LISTING:
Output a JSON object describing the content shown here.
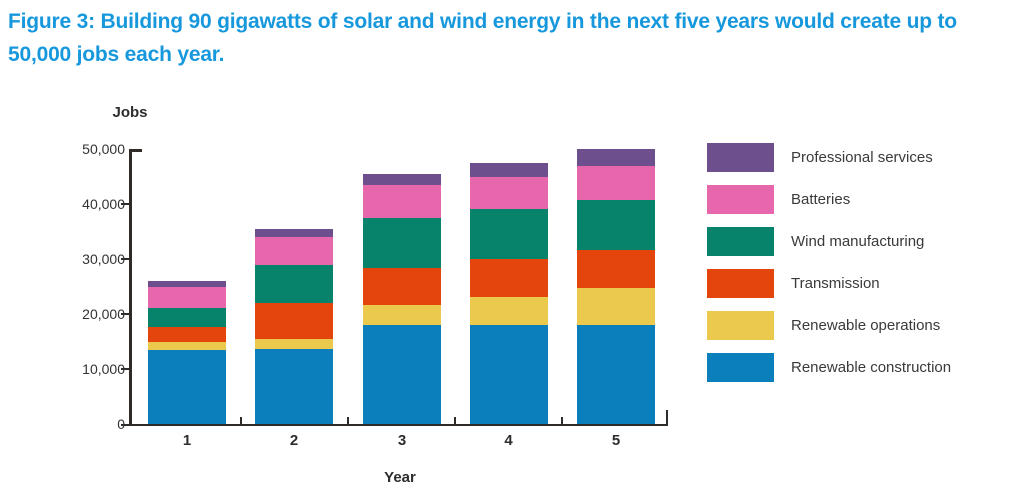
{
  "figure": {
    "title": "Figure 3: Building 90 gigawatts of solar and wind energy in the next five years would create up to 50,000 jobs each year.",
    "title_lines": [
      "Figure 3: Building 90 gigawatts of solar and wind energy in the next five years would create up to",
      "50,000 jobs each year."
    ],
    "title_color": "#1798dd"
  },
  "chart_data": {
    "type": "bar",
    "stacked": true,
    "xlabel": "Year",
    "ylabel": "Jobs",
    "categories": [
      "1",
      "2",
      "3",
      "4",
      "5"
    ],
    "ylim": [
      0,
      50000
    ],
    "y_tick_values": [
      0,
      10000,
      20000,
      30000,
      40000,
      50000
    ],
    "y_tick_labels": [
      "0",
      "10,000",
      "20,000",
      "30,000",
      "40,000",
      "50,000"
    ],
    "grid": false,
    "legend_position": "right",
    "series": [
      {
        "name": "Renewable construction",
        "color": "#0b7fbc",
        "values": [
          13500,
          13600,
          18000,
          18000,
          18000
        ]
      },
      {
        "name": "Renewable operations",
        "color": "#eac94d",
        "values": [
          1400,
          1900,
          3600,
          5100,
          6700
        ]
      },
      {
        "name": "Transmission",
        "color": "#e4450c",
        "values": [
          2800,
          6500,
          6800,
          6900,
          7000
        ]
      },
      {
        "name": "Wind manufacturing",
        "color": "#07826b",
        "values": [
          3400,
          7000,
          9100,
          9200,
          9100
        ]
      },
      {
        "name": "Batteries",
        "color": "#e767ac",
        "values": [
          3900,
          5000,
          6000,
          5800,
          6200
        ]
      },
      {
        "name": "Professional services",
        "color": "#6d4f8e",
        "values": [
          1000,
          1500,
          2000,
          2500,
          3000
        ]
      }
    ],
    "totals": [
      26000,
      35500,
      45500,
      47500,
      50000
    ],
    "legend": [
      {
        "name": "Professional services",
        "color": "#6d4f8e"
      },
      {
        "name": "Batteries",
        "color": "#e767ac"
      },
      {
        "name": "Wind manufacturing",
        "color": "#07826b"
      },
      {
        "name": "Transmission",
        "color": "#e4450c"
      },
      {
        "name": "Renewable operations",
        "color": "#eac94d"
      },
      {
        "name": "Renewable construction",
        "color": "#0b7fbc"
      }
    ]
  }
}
==
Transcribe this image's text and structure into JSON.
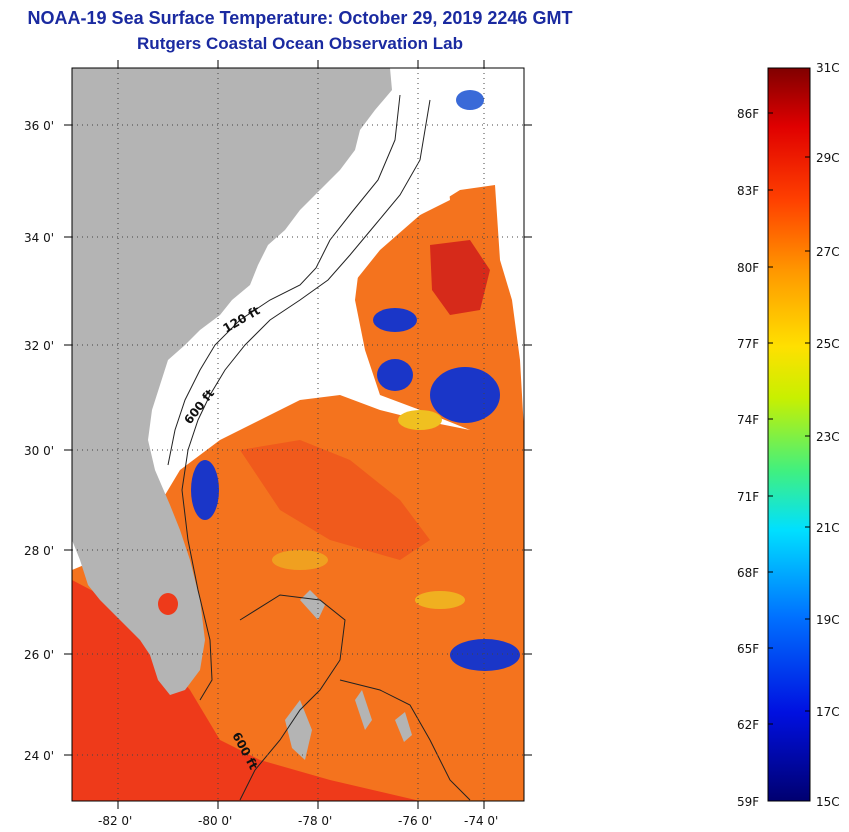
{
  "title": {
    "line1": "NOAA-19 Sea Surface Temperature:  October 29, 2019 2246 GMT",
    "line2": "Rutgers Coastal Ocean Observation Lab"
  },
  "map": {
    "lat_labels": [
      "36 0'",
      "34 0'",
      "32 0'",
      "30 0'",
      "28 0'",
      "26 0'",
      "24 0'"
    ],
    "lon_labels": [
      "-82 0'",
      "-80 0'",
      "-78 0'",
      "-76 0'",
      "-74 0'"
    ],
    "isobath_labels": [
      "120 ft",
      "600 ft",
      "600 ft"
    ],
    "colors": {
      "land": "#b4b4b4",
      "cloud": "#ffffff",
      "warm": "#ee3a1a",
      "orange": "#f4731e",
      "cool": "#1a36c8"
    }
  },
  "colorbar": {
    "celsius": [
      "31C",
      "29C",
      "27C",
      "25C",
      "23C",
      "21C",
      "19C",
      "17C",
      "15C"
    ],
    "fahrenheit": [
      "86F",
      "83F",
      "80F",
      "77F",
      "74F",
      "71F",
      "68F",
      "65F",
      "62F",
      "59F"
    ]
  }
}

WHAT YOU NEED TO DO:
A single figure is required: the number of lines above in which the word "years" occurs.

SOLUTION FOR THIS PROBLEM:
2